▶ Source extract:
* * * * * * *

The aim of this study was to investigate the contribution of lung zinc ions to pathogenesis of lung ischemia/reperfusion (I/R) injury in rats. Male Sprague Dawley (SD) rats were randomly divided into control group, lung I/R group (I/R group), lung I/R + low-dose zinc chloride group (LZnCl₂+I/R group), lung I/R + high-dose ZnCl₂ group (HZnCl₂+I/R group), lung I/R + medium-dose ZnCl₂ group (MZnCl₂+I/R group) and TPEN+MZnCl₂+I/R group (n = 8 in each group). Inductively coupled plasma mass spectrometry (ICP-MS) was used to measure the concentration of zinc ions in lung tissue. The degree of lung tissue injury was analyzed by observing HE staining, alveolar damage index, lung wet/dry weight ratio and lung tissue gross changes. TUNEL staining was used to detect cellular apoptosis in lung tissue. Western blot and RT-qPCR were used to determine the protein expression levels of caspase-3 and ZIP8, as well as the mRNA expression levels of zinc transporters (ZIP, ZNT) in lung tissue. The mitochondrial membrane potential (MMP) of lung tissue was detected by JC-1 MMP detection kit. The results showed that, compared with the control group, the lung tissue damage, lung wet/dry weight ratio and alveolar damage index were significantly increased in the I/R group. And in the lung tissue, the concentration of Zn²⁺ was markedly decreased, while the cleaved caspase-3/caspase-3 ratio and apoptotic levels were significantly increased. The expression levels of ZIP8 mRNA and protein were down-regulated significantly, while the mRNA expression of other zinc transporters remained unchanged. There was also a significant decrease in MMP. Compared with the I/R group, both MZnCl₂+I/R group and HZnCl₂+I/R group exhibited significantly reduced lung tissue injury, lung wet/dry weight ratio and alveolar damage index, increased Zn²⁺ concentration, decreased ratio of cleaved caspase-3/caspase-3 and apoptosis, and up-regulated expression levels of ZIP8 mRNA and protein. In addition, the MMP was significantly increased in the lung tissue. Zn²⁺ chelating agent TPEN reversed the above-mentioned protective effects of medium-dose ZnCl₂ on the lung tissue in the I/R group. The aforementioned results suggest that exogenous administration of ZnCl₂ can improve lung I/R injury in rats.

* * * * * * *

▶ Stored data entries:
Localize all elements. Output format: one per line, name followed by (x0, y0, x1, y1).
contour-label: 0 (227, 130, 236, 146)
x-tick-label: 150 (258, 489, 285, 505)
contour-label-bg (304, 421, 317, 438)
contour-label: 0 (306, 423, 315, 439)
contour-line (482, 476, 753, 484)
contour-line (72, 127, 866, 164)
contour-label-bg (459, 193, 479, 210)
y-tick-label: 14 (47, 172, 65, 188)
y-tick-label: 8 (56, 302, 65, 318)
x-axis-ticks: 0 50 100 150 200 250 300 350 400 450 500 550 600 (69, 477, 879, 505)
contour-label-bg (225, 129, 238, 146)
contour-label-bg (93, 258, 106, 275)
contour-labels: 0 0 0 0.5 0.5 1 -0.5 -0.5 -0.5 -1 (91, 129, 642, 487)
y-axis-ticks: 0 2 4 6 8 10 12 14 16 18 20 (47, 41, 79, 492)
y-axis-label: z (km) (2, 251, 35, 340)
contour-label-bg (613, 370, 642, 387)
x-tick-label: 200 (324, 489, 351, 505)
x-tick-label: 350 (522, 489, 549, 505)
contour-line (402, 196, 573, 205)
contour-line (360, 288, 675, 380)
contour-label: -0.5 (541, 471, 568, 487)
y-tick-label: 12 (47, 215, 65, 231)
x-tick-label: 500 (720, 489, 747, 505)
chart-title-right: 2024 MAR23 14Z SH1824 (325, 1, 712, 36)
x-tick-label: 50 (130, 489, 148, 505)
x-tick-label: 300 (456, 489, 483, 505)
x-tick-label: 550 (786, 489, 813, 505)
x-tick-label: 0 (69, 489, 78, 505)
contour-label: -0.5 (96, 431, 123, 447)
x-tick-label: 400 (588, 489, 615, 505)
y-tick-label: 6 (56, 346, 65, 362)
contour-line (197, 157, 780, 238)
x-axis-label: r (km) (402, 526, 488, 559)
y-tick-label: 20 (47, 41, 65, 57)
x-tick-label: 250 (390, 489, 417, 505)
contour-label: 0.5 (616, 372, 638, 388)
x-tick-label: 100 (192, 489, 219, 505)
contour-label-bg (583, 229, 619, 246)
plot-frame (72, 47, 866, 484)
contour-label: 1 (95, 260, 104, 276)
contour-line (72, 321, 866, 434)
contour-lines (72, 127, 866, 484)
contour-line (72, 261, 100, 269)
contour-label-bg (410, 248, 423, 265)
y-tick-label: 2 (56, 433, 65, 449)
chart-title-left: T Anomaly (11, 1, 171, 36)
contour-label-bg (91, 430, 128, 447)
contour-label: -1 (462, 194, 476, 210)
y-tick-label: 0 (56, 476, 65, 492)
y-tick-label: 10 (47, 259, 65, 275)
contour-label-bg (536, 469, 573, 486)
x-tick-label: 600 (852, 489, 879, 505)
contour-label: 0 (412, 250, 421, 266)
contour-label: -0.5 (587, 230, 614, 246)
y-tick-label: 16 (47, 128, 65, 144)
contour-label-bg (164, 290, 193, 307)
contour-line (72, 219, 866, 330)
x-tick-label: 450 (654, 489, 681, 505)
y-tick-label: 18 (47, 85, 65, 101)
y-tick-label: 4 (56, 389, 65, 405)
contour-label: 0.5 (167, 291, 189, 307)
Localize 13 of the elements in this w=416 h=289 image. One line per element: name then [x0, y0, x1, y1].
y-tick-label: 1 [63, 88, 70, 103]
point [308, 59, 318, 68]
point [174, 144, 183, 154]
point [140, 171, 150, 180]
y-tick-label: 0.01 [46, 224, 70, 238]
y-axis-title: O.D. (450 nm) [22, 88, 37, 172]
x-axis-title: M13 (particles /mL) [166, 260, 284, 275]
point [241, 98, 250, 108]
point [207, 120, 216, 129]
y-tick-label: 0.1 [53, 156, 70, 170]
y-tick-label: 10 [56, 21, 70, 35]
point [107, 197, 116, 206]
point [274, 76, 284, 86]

* * * * * * *

▶ Problem:
In the lung ischemia/reperfusion study, what method measured the concentration of zinc ions in lung tissue?

▶ Output below:
Inductively coupled plasma mass spectrometry (ICP-MS)